= OBJECTIVE =
List every line below containing "screenshot".

= INPUT ROWS =
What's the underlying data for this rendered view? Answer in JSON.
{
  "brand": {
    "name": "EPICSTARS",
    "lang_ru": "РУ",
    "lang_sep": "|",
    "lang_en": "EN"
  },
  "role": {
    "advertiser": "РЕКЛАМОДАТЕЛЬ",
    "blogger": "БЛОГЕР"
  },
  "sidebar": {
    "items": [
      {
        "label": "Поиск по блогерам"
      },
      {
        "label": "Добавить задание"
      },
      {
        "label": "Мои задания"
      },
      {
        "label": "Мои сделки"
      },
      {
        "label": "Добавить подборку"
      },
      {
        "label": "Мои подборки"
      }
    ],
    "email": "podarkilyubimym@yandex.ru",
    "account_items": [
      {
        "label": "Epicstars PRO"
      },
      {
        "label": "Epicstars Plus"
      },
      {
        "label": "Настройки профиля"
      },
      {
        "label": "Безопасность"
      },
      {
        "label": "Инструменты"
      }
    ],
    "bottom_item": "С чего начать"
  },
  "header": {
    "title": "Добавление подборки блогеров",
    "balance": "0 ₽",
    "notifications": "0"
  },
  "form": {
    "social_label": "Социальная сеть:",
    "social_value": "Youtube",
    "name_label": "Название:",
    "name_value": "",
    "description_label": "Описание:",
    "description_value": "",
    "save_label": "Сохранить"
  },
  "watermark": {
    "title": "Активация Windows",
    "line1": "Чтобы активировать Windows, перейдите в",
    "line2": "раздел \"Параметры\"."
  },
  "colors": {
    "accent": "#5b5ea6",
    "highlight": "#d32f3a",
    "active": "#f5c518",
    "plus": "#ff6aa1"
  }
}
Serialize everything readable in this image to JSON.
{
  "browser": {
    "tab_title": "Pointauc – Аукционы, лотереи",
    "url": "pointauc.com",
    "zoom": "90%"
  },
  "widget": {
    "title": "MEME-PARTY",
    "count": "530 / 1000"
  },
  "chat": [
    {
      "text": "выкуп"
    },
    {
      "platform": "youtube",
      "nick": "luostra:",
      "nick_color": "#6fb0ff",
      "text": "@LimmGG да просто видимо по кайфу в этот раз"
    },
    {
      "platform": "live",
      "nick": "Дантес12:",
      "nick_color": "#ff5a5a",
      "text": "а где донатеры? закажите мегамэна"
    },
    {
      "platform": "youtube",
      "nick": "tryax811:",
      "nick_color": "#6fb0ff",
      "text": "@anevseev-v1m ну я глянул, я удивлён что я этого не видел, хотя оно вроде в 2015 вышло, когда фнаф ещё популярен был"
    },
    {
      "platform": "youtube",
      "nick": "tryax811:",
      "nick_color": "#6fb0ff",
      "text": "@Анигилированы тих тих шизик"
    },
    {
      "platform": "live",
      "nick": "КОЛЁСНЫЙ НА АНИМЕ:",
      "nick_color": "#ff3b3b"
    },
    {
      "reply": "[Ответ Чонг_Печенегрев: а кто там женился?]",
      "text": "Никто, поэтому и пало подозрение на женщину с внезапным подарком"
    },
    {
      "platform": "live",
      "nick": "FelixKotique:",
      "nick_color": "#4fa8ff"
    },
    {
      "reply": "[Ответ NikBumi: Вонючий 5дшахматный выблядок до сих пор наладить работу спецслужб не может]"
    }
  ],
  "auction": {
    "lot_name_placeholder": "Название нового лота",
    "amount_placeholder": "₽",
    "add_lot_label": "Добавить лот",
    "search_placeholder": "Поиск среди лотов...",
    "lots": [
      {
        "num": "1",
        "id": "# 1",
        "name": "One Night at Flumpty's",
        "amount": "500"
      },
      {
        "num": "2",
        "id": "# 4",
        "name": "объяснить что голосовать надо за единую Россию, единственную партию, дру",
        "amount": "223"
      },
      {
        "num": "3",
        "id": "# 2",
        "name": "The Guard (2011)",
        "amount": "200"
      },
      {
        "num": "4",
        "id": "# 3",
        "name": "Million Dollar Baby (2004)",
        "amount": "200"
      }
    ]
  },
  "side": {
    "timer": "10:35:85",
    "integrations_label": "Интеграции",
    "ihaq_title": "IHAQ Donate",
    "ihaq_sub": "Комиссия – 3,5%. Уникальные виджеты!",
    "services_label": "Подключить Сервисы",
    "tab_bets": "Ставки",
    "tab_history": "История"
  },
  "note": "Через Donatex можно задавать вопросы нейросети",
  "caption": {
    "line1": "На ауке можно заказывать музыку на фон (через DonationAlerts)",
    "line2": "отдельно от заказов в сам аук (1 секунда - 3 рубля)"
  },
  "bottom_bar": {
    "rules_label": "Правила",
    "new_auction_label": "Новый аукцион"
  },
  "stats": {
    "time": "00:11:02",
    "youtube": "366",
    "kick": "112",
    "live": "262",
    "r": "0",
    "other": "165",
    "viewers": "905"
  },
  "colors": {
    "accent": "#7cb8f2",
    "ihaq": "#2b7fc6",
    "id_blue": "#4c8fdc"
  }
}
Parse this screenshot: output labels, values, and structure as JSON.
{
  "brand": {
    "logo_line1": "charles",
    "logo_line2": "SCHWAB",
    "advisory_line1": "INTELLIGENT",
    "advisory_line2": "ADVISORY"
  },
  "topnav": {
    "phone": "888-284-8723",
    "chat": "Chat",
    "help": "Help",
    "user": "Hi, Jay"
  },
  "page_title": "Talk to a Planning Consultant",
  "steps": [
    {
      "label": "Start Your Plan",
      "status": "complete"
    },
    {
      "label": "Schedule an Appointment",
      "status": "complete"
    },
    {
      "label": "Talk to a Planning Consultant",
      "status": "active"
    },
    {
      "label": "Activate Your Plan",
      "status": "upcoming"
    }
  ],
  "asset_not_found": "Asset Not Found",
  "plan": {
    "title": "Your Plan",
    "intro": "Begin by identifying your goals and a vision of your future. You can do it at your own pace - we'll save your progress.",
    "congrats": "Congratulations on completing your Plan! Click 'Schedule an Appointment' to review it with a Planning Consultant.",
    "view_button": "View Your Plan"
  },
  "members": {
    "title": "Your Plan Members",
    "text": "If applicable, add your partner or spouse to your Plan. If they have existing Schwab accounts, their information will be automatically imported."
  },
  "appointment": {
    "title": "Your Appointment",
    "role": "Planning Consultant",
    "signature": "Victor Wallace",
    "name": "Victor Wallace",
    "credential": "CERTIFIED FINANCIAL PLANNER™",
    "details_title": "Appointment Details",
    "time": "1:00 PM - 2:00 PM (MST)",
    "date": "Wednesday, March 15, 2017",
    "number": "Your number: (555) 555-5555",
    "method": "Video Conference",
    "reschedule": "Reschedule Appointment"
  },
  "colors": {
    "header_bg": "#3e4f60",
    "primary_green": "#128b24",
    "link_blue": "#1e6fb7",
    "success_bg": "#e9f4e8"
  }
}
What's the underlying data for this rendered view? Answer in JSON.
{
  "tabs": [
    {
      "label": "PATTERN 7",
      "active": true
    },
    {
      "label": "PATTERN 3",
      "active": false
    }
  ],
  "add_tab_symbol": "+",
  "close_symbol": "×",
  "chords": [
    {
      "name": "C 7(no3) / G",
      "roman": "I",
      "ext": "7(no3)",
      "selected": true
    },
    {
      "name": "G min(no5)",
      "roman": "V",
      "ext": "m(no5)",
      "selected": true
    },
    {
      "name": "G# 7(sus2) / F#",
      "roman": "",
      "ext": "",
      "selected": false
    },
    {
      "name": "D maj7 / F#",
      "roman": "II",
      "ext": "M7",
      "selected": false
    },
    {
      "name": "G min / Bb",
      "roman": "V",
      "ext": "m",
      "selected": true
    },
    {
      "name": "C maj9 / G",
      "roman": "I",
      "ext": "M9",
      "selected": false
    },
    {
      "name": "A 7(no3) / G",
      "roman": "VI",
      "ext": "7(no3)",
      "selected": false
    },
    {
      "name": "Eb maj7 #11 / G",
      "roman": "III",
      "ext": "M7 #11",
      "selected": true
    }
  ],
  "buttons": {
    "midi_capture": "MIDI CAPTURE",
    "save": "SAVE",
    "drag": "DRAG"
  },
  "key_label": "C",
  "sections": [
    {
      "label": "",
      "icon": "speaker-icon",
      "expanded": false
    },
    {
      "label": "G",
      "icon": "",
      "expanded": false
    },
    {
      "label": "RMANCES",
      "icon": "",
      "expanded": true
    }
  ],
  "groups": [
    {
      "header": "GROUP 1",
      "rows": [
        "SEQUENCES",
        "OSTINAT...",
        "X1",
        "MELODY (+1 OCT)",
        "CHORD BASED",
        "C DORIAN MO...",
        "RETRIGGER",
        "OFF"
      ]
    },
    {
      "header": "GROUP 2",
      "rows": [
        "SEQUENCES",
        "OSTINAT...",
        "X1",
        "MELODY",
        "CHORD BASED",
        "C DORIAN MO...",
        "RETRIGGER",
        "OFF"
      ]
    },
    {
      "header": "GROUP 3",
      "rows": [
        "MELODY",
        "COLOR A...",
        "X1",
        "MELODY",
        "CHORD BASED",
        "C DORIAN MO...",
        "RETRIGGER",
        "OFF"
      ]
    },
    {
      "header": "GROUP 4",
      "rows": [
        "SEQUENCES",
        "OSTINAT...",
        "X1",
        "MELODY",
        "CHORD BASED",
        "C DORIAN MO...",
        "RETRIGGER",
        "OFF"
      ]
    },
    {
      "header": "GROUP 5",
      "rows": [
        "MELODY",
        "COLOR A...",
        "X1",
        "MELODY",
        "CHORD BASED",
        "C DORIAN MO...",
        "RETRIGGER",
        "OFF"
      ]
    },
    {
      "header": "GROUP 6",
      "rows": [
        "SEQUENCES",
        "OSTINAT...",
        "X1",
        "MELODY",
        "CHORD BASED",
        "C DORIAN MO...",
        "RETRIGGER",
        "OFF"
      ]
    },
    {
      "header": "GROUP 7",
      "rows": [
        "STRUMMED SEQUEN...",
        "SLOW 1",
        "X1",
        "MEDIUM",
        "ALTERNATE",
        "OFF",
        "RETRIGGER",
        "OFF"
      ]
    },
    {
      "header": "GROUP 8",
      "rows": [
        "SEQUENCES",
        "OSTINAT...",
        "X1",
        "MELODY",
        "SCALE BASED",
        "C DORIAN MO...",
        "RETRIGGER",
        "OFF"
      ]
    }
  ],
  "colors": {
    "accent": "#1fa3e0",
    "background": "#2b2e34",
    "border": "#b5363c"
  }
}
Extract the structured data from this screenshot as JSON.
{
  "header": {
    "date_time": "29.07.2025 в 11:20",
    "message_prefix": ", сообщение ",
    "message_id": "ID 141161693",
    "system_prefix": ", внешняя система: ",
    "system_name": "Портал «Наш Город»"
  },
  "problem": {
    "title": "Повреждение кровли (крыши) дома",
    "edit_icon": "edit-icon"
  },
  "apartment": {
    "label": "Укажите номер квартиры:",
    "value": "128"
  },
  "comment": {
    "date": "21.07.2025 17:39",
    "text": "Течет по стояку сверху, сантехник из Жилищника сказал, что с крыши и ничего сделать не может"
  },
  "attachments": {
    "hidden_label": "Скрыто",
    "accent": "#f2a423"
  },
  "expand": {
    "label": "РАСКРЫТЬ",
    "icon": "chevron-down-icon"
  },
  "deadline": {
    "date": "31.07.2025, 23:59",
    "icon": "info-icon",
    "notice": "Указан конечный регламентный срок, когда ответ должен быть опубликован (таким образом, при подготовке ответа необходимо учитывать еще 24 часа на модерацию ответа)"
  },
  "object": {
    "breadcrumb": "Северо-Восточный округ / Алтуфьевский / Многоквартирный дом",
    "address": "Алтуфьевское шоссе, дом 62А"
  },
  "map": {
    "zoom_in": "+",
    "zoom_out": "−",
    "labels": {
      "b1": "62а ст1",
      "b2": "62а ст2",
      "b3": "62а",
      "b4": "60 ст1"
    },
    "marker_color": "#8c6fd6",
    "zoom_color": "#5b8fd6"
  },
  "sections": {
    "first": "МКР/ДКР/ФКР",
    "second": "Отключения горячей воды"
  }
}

= COMPLETED EXERCISE =
Parse this screenshot: output labels, values, and structure as JSON.
Extract the structured data from this screenshot as JSON.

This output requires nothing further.